▶ **What is required**: Count lines, not occurrences: report how many lines in the records hold the string "image", and nothing else.

▶ **Data for the task**:
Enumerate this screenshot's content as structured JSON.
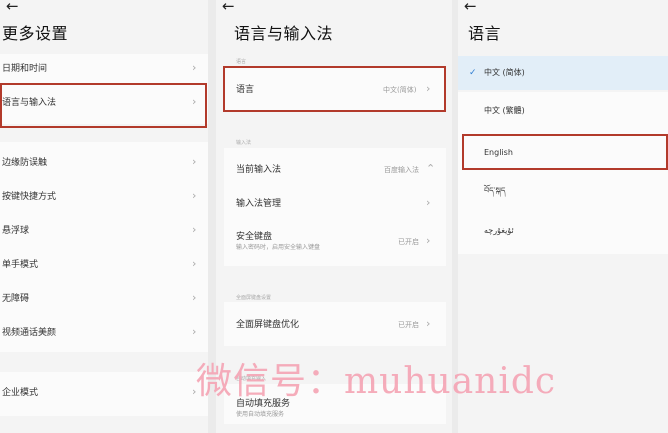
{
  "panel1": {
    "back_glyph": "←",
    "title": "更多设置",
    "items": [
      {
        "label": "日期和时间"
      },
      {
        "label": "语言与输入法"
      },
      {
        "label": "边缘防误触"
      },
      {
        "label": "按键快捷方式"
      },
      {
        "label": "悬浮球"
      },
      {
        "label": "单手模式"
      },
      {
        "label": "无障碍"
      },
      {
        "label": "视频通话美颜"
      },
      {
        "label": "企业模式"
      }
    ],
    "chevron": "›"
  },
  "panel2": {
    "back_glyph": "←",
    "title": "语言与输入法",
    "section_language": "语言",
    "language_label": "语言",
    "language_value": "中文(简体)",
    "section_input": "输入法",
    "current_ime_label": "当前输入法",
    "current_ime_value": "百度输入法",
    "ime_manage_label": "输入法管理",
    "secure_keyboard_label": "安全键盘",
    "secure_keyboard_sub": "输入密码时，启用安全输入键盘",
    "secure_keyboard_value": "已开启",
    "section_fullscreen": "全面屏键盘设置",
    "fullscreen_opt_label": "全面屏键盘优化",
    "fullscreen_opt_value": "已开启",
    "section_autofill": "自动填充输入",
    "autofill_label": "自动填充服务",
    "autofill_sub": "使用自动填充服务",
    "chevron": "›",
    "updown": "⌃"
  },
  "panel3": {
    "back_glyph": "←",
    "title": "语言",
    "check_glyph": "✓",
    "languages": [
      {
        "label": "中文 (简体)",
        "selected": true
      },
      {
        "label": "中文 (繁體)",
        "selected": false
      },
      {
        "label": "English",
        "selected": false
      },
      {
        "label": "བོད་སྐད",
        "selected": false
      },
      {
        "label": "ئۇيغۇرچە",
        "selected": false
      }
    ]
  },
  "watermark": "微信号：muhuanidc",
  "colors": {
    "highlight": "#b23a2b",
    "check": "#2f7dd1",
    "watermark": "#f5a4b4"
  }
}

---

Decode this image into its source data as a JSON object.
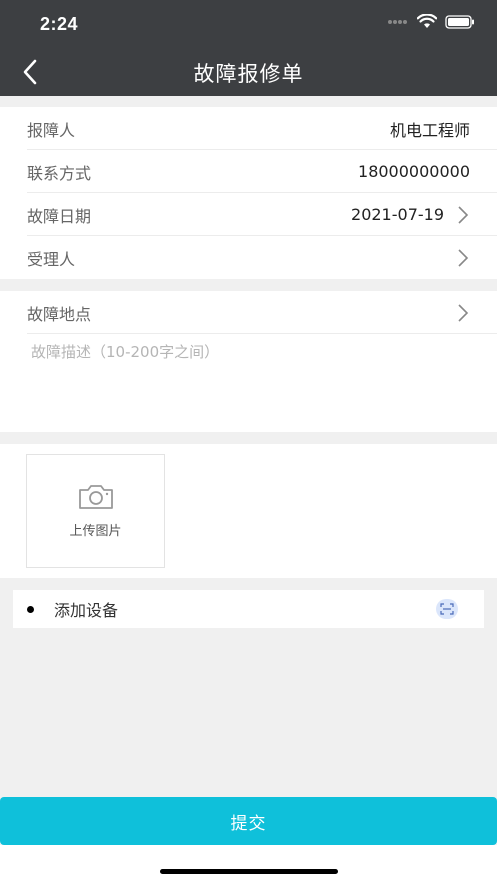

==

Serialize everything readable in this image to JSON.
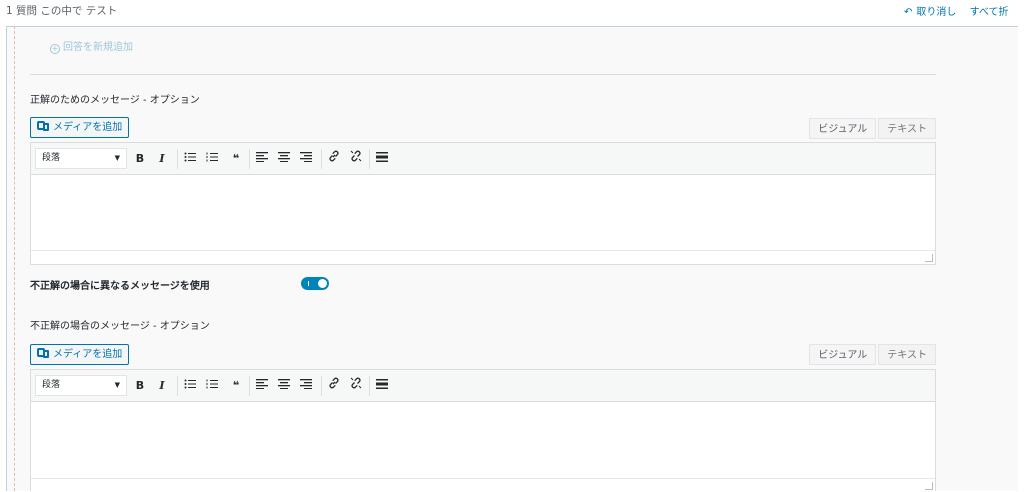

▶ **The result**: 2